WHAT IS ASKED - Identify each line in the records below that contains the word "data", and copy it.

RECORD EXCERPTS -
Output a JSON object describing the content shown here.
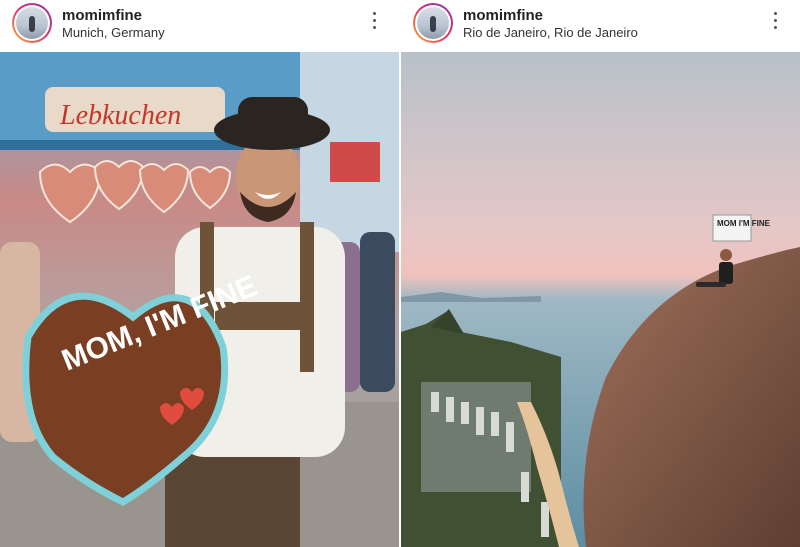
{
  "posts": [
    {
      "username": "momimfine",
      "location": "Munich, Germany",
      "photo_sign": "MOM, I'M FINE",
      "more_icon": "three-dots-vertical-icon"
    },
    {
      "username": "momimfine",
      "location": "Rio de Janeiro, Rio de Janeiro",
      "photo_sign": "MOM I'M FINE",
      "more_icon": "three-dots-vertical-icon"
    }
  ],
  "colors": {
    "story_ring_start": "#f9b233",
    "story_ring_mid": "#e1306c",
    "story_ring_end": "#833ab4"
  }
}
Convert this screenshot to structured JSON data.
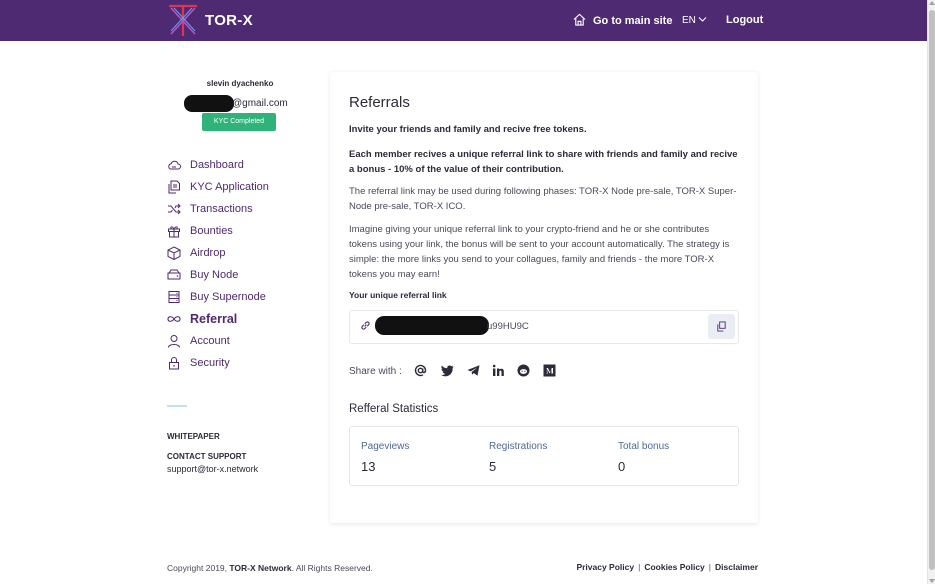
{
  "header": {
    "brand": "TOR-X",
    "main_site": "Go to main site",
    "language": "EN",
    "logout": "Logout"
  },
  "profile": {
    "name": "slevin dyachenko",
    "email_domain": "@gmail.com",
    "kyc_status": "KYC Completed"
  },
  "sidebar": {
    "items": [
      {
        "label": "Dashboard",
        "icon": "cloud-icon"
      },
      {
        "label": "KYC Application",
        "icon": "documents-icon"
      },
      {
        "label": "Transactions",
        "icon": "shuffle-icon"
      },
      {
        "label": "Bounties",
        "icon": "gift-icon"
      },
      {
        "label": "Airdrop",
        "icon": "box-icon"
      },
      {
        "label": "Buy Node",
        "icon": "server-icon"
      },
      {
        "label": "Buy Supernode",
        "icon": "server-stack-icon"
      },
      {
        "label": "Referral",
        "icon": "infinity-icon",
        "active": true
      },
      {
        "label": "Account",
        "icon": "user-icon"
      },
      {
        "label": "Security",
        "icon": "lock-icon"
      }
    ],
    "whitepaper": "WHITEPAPER",
    "contact_support": "CONTACT SUPPORT",
    "support_email": "support@tor-x.network"
  },
  "main": {
    "title": "Referrals",
    "intro": "Invite your friends and family and recive free tokens.",
    "bonus_text": "Each member recives a unique referral link to share with friends and family and recive a bonus - 10% of the value of their contribution.",
    "phases_text": "The referral link may be used during following phases: TOR-X Node pre-sale, TOR-X Super-Node pre-sale, TOR-X ICO.",
    "strategy_text": "Imagine giving your unique referral link to your crypto-friend and he or she contributes tokens using your link, the bonus will be sent to your account automatically. The strategy is simple: the more links you send to your collagues, family and friends - the more TOR-X tokens you may earn!",
    "referral_link_label": "Your unique referral link",
    "referral_link_suffix": "u99HU9C",
    "share_label": "Share with :",
    "share_icons": [
      "email-icon",
      "twitter-icon",
      "telegram-icon",
      "linkedin-icon",
      "reddit-icon",
      "medium-icon"
    ]
  },
  "stats": {
    "title": "Refferal Statistics",
    "pageviews_label": "Pageviews",
    "pageviews": "13",
    "registrations_label": "Registrations",
    "registrations": "5",
    "total_bonus_label": "Total bonus",
    "total_bonus": "0"
  },
  "footer": {
    "copyright_prefix": "Copyright 2019,",
    "copyright_brand": "TOR-X Network",
    "copyright_suffix": ". All Rights Reserved.",
    "privacy": "Privacy Policy",
    "cookies": "Cookies Policy",
    "disclaimer": "Disclaimer"
  },
  "colors": {
    "header_bg": "#4e2a72",
    "kyc_green": "#2fb37a",
    "nav_text": "#4e2a72",
    "stat_label": "#4e6a9a",
    "logo_red": "#e0334f"
  }
}
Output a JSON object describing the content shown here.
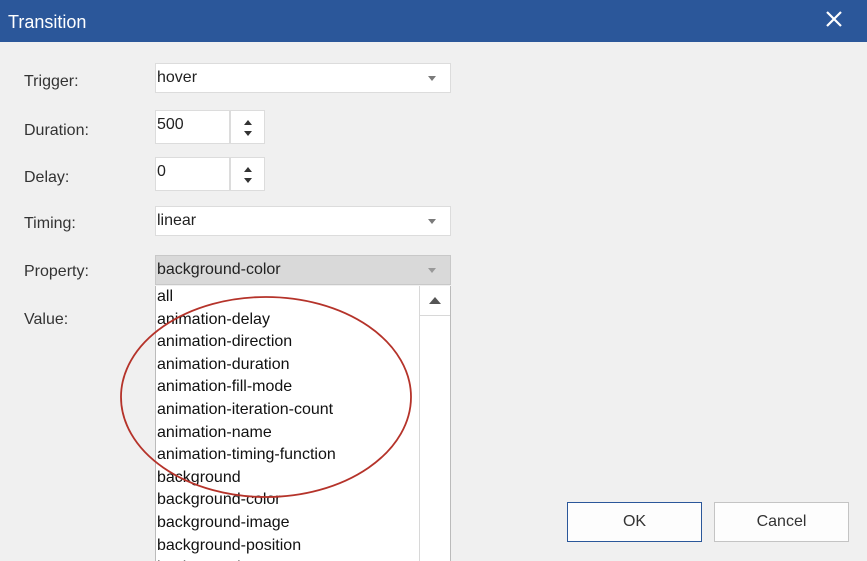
{
  "dialog": {
    "title": "Transition",
    "close_icon": "close-icon",
    "title_bar_color": "#2b579a"
  },
  "form": {
    "trigger": {
      "label": "Trigger:",
      "value": "hover"
    },
    "duration": {
      "label": "Duration:",
      "value": "500"
    },
    "delay": {
      "label": "Delay:",
      "value": "0"
    },
    "timing": {
      "label": "Timing:",
      "value": "linear"
    },
    "property": {
      "label": "Property:",
      "value": "background-color"
    },
    "value": {
      "label": "Value:"
    }
  },
  "property_dropdown": {
    "options": [
      "all",
      "animation-delay",
      "animation-direction",
      "animation-duration",
      "animation-fill-mode",
      "animation-iteration-count",
      "animation-name",
      "animation-timing-function",
      "background",
      "background-color",
      "background-image",
      "background-position",
      "background-repeat"
    ],
    "scroll_up_icon": "scroll-up-arrow-icon"
  },
  "annotation": {
    "shape": "ellipse",
    "color": "#b5332a"
  },
  "buttons": {
    "ok": "OK",
    "cancel": "Cancel"
  }
}
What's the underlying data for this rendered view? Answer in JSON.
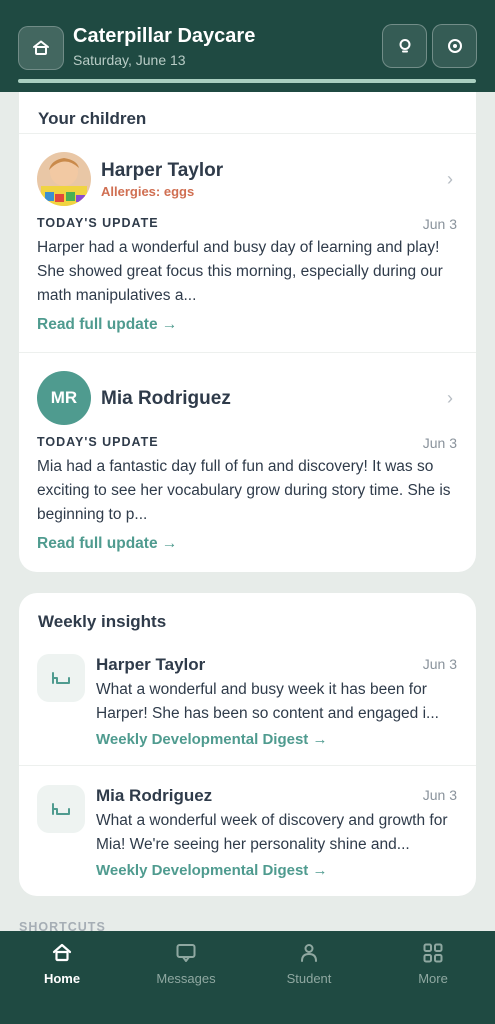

ANSWER TO THIS TASK -
Convert this screenshot to structured JSON data.
What's the underlying data for this rendered view? Answer in JSON.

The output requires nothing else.